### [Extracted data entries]
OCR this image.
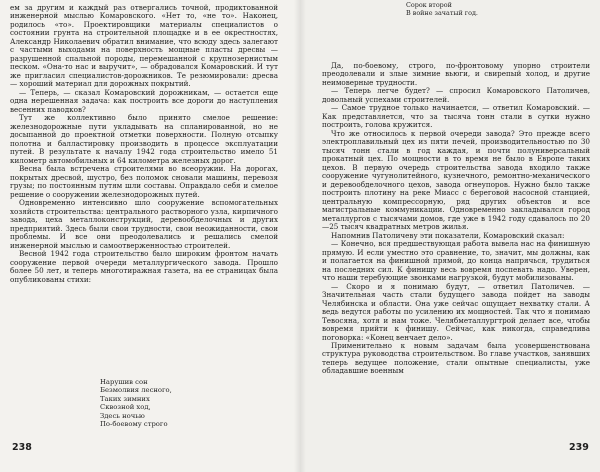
ем за другим и каждый раз отвергались точной, продиктованной инженерной мыслью Комаровского. «Нет то, «не то». Наконец, родилось «то». Проектировщики материалы специалистов о состоянии грунта на строительной площадке и в ее окрестностях, Александр Николаевич обратил внимание, что всюду здесь залегают с частыми выходами на поверхность мощные пласты дресвы — разрушенной спальной породы, перемешанной с крупнозернистым песком. «Она-то нас и выручит», — обрадовался Комаровский. И тут же пригласил специалистов-дорожников. Те резюмировали: дресва — хороший материал для дорожных покрытий.

— Теперь, — сказал Комаровский дорожникам, — остается еще одна нерешенная задача: как построить все дороги до наступления весенних паводков?

Тут же коллективно было принято смелое решение: железнодорожные пути укладывать на спланированной, но не досыпанной до проектной отметки поверхности. Полную отсыпку полотна и балластировку производить в процессе эксплуатации путей. В результате к началу 1942 года строительство имело 51 километр автомобильных и 64 километра железных дорог.

Весна была встречена строителями во всеоружии. На дорогах, покрытых дресвой, шустро, без поломок сновали машины, перевозя грузы; по постоянным путям шли составы. Оправдало себя и смелое решение о сооружении железнодорожных путей.

Одновременно интенсивно шло сооружение вспомогательных хозяйств строительства: центрального растворного узла, кирпичного завода, цеха металлоконструкций, деревообделочных и других предприятий. Здесь были свои трудности, свои неожиданности, свои проблемы. И все они преодолевались и решались смелой инженерной мыслью и самоотверженностью строителей.

Весной 1942 года строительство было широким фронтом начать сооружение первой очереди металлургического завода. Прошло более 50 лет, и теперь многотиражная газета, на ее страницах была опубликованы стихи:

Нарушив сон
Безмолвия лесного,
Таких зимних
Сквозной ход,
Здесь ночью
По-боевому строго
238
Сорок второй
В войне зачатый год.

Да, по-боевому, строго, по-фронтовому упорно строители преодолевали и злые зимние вьюги, и свирепый холод, и другие неимоверные трудности.

— Теперь легче будет? — спросил Комаровского Патоличев, довольный успехами строителей.

— Самое трудное только начинается, — ответил Комаровский. — Как представляется, что за тысяча тонн стали в сутки нужно построить, голова кружится.

Что же относилось к первой очереди завода? Это прежде всего электроплавильный цех из пяти печей, производительностью по 30 тысяч тонн стали в год каждая, и почти полуниверсальный прокатный цех. По мощности в то время не было в Европе таких цехов. В первую очередь строительства завода входило также сооружение чугунолитейного, кузнечного, ремонтно-механического и деревообделочного цехов, завода огнеупоров. Нужно было также построить плотину на реке Миасс с береговой насосной станцией, центральную компрессорную, ряд других объектов и все магистральные коммуникации. Одновременно закладывался город металлургов с тысячами домов, где уже в 1942 году сдавалось по 20—25 тысяч квадратных метров жилья.

Напомнив Патоличеву эти показатели, Комаровский сказал:

— Конечно, вся предшествующая работа вывела нас на финишную прямую. И если уместно это сравнение, то, значит, мы должны, как и полагается на финишной прямой, до конца напрячься, трудиться на последних сил. К финишу весь вовремя поспевать надо. Уверен, что наши теребующие звонками нагрузкой, будут мобилизованы.

— Скоро и я понимаю будут, — ответил Патоличев. — Значительная часть стали будущего завода пойдет на заводы Челябинска и области. Она уже сейчас ощущает нехватку стали. А ведь ведутся работы по усилению их мощностей. Так что я понимаю Тевосяна, хотя и нам тоже. Челябметаллургтрой делает все, чтобы вовремя прийти к финишу. Сейчас, как никогда, справедлива поговорка: «Конец венчает дело».

Применительно к новым задачам была усовершенствована структура руководства строительством. Во главе участков, занявших теперь ведущее положение, стали опытные специалисты, уже обладавшие военным

239
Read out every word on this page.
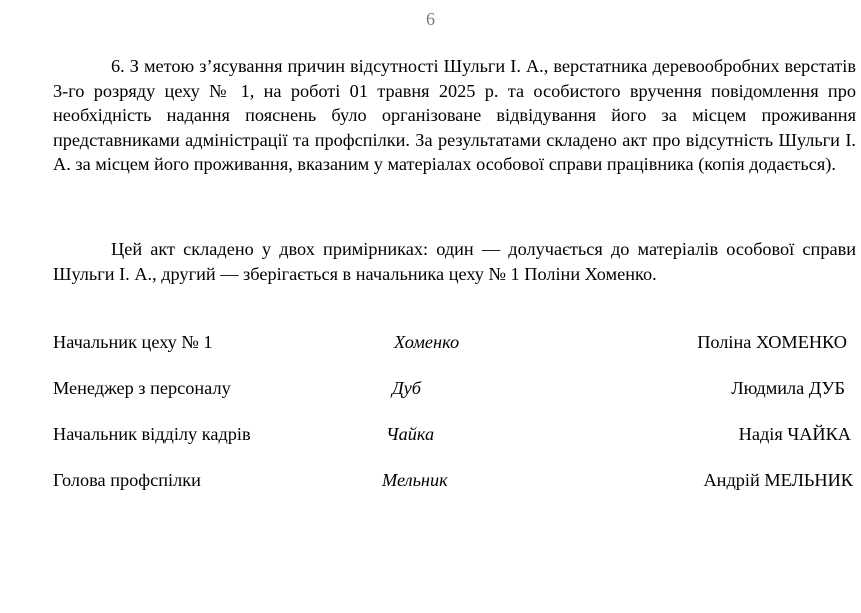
6

6. З метою з’ясування причин відсутності Шульги І. А., верстатника деревообробних верстатів 3-го розряду цеху № 1, на роботі 01 травня 2025 р. та особистого вручення повідомлення про необхідність надання пояснень було організоване відвідування його за місцем проживання представниками адміністрації та профспілки. За результатами складено акт про відсутність Шульги І. А. за місцем його проживання, вказаним у матеріалах особової справи працівника (копія додається).

Цей акт складено у двох примірниках: один — долучається до матеріалів особової справи Шульги І. А., другий — зберігається в начальника цеху № 1 Поліни Хоменко.

Начальник цеху № 1	Хоменко	Поліна ХОМЕНКО
Менеджер з персоналу	Дуб	Людмила ДУБ
Начальник відділу кадрів	Чайка	Надія ЧАЙКА
Голова профспілки	Мельник	Андрій МЕЛЬНИК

### [Set problem]
Copy each line of the records that contains the word "вовремя".

### [Output]
— Конечно, вся предшествующая работа вывела нас на финишную прямую. И если уместно это сравнение, то, значит, мы должны, как и полагается на финишной прямой, до конца напрячься, трудиться на последних сил. К финишу весь вовремя поспевать надо. Уверен, что наши теребующие звонками нагрузкой, будут мобилизованы.
— Скоро и я понимаю будут, — ответил Патоличев. — Значительная часть стали будущего завода пойдет на заводы Челябинска и области. Она уже сейчас ощущает нехватку стали. А ведь ведутся работы по усилению их мощностей. Так что я понимаю Тевосяна, хотя и нам тоже. Челябметаллургтрой делает все, чтобы вовремя прийти к финишу. Сейчас, как никогда, справедлива поговорка: «Конец венчает дело».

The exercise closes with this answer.